= Exercise aim =
With the pictures left out, copy the listing below exactly.
[begin Dataset content]
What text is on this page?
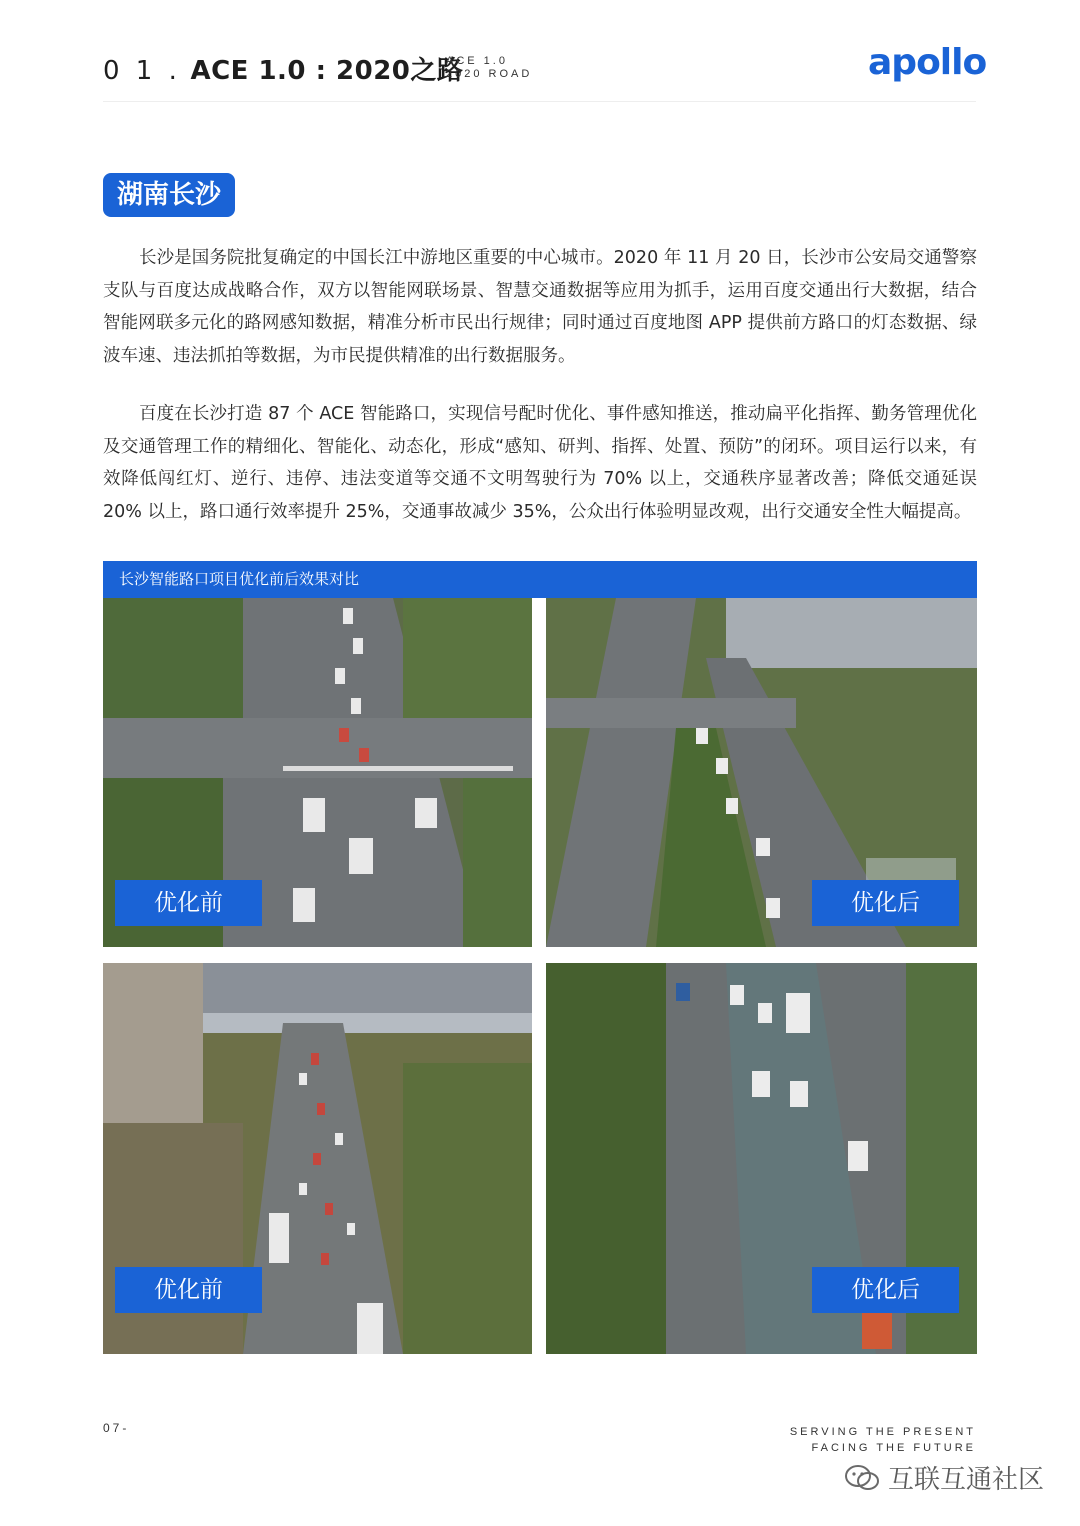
0 1 . ACE 1.0 : 2020之路
ACE 1.0
2020 ROAD	apollo
湖南长沙

长沙是国务院批复确定的中国长江中游地区重要的中心城市。2020 年 11 月 20 日，长沙市公安局交通警察支队与百度达成战略合作，双方以智能网联场景、智慧交通数据等应用为抓手，运用百度交通出行大数据，结合智能网联多元化的路网感知数据，精准分析市民出行规律；同时通过百度地图 APP 提供前方路口的灯态数据、绿波车速、违法抓拍等数据，为市民提供精准的出行数据服务。

百度在长沙打造 87 个 ACE 智能路口，实现信号配时优化、事件感知推送，推动扁平化指挥、勤务管理优化及交通管理工作的精细化、智能化、动态化，形成“感知、研判、指挥、处置、预防”的闭环。项目运行以来，有效降低闯红灯、逆行、违停、违法变道等交通不文明驾驶行为 70% 以上，交通秩序显著改善；降低交通延误 20% 以上，路口通行效率提升 25%，交通事故减少 35%，公众出行体验明显改观，出行交通安全性大幅提高。

长沙智能路口项目优化前后效果对比
优化前	优化后
优化前	优化后
07-	SERVING THE PRESENT
FACING THE FUTURE
互联互通社区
[end Dataset content]
= Task response =
What text is on this page?
0 1 . ACE 1.0 : 2020之路
ACE 1.0
2020 ROAD	apollo
湖南长沙

长沙是国务院批复确定的中国长江中游地区重要的中心城市。2020 年 11 月 20 日，长沙市公安局交通警察支队与百度达成战略合作，双方以智能网联场景、智慧交通数据等应用为抓手，运用百度交通出行大数据，结合智能网联多元化的路网感知数据，精准分析市民出行规律；同时通过百度地图 APP 提供前方路口的灯态数据、绿波车速、违法抓拍等数据，为市民提供精准的出行数据服务。

百度在长沙打造 87 个 ACE 智能路口，实现信号配时优化、事件感知推送，推动扁平化指挥、勤务管理优化及交通管理工作的精细化、智能化、动态化，形成“感知、研判、指挥、处置、预防”的闭环。项目运行以来，有效降低闯红灯、逆行、违停、违法变道等交通不文明驾驶行为 70% 以上，交通秩序显著改善；降低交通延误 20% 以上，路口通行效率提升 25%，交通事故减少 35%，公众出行体验明显改观，出行交通安全性大幅提高。

长沙智能路口项目优化前后效果对比
优化前	优化后
优化前	优化后
07-	SERVING THE PRESENT
FACING THE FUTURE
互联互通社区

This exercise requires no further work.